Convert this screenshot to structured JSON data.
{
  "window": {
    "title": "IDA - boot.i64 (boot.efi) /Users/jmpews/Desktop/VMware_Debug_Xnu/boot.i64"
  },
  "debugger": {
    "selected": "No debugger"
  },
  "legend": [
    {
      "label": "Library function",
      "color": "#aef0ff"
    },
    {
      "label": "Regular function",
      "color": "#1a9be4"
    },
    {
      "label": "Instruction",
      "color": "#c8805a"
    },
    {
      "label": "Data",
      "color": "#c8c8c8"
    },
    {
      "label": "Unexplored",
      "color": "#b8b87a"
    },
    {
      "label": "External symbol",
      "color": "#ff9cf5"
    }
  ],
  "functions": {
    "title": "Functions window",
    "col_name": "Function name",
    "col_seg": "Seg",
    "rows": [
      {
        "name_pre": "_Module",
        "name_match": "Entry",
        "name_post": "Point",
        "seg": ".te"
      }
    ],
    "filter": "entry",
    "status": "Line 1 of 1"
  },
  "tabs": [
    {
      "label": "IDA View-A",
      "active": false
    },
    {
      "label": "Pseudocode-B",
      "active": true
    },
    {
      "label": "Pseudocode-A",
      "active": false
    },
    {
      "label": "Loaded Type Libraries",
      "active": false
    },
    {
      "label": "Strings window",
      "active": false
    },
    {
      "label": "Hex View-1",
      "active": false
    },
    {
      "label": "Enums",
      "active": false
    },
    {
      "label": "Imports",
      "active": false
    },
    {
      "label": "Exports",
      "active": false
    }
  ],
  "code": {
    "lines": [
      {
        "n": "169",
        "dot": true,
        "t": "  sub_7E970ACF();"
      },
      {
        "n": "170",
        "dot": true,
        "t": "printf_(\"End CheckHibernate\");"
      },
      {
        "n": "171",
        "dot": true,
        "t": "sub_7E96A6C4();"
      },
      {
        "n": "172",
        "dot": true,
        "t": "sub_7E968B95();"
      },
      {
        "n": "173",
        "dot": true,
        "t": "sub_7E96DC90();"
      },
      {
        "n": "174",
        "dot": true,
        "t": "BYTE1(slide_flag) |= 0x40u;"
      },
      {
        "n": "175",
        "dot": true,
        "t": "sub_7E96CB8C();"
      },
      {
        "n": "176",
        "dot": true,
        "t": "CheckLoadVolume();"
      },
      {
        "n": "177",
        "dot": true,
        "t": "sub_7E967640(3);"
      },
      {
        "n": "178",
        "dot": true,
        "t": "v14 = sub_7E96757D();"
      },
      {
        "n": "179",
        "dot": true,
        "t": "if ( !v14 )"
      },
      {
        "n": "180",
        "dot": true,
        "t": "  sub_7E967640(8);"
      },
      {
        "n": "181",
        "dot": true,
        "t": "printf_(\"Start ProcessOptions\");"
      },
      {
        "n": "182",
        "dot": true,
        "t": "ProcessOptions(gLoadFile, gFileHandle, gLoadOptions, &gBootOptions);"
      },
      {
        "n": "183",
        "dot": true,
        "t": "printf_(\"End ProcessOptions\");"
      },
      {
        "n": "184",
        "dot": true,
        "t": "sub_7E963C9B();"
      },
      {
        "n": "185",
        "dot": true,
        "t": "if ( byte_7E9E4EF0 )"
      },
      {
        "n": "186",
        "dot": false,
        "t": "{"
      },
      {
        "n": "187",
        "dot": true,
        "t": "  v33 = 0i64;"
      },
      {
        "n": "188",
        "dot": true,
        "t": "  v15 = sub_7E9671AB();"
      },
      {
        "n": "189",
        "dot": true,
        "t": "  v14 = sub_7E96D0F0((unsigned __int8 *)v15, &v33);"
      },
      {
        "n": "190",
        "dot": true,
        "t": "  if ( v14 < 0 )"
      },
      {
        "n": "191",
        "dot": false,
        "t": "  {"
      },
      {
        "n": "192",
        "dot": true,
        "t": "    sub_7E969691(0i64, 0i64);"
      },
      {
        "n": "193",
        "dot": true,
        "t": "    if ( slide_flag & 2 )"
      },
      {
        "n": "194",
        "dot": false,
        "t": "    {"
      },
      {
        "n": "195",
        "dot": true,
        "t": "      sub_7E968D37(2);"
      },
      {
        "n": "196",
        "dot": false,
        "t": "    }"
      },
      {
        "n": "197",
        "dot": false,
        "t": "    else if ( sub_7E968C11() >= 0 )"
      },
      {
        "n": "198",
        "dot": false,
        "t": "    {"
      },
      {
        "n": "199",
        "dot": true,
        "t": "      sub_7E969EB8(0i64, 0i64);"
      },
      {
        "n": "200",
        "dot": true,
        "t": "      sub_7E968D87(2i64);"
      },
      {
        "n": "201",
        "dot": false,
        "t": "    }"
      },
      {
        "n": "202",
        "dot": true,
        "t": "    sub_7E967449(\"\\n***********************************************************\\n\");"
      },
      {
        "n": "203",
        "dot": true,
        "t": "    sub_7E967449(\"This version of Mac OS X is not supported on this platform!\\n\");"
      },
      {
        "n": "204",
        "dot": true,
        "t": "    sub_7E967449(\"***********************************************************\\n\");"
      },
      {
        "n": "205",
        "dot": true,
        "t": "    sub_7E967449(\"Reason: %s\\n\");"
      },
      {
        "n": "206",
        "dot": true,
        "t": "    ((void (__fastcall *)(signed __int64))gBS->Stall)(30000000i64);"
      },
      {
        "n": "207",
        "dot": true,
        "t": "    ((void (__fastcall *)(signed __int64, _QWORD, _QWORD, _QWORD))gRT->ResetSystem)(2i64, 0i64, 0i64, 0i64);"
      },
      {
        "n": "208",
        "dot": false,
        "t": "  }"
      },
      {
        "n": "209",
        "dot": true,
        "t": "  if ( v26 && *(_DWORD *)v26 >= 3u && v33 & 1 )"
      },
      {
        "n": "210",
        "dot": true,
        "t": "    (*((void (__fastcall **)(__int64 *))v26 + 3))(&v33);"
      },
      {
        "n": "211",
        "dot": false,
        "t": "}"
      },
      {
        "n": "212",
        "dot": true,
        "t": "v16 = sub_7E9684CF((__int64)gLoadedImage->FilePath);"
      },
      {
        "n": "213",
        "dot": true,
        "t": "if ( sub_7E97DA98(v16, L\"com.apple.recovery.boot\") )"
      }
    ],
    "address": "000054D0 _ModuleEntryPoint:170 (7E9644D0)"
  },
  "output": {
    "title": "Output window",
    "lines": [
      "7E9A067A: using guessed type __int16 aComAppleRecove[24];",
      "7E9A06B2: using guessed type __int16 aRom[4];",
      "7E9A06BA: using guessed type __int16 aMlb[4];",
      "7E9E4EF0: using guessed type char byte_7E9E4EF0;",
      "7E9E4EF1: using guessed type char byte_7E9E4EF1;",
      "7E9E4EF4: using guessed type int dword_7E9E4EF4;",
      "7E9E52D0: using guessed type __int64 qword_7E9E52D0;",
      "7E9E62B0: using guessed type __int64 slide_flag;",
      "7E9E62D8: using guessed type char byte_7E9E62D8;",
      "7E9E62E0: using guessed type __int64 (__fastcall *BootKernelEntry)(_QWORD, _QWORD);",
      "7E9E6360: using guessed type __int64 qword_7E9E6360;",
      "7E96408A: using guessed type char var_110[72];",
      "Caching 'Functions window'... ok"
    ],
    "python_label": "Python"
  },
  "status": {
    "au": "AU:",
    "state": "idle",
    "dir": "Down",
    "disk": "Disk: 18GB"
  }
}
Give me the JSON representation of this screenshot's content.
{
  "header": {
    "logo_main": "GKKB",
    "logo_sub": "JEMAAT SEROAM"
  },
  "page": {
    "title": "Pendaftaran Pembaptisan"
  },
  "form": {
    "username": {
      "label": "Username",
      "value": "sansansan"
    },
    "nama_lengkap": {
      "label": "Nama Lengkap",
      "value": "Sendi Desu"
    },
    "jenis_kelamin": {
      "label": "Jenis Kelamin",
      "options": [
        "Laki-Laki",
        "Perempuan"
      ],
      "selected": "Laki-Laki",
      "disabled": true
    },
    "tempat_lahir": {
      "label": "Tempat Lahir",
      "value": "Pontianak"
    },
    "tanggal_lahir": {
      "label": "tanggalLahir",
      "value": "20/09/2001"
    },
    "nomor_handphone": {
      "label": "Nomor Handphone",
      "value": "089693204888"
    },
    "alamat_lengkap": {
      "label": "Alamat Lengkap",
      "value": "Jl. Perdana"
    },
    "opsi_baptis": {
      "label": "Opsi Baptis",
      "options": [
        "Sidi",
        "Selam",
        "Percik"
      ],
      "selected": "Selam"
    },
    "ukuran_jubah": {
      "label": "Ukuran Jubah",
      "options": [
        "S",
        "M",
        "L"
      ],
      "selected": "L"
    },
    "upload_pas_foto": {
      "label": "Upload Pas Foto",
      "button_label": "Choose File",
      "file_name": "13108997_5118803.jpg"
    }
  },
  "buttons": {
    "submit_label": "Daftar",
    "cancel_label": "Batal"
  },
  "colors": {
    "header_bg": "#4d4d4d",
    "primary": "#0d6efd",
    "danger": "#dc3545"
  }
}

● ● ● ● ●

## DIRECTIVE
Return only the number of lines in the data that contain "selected".

## FULL RESPONSE
4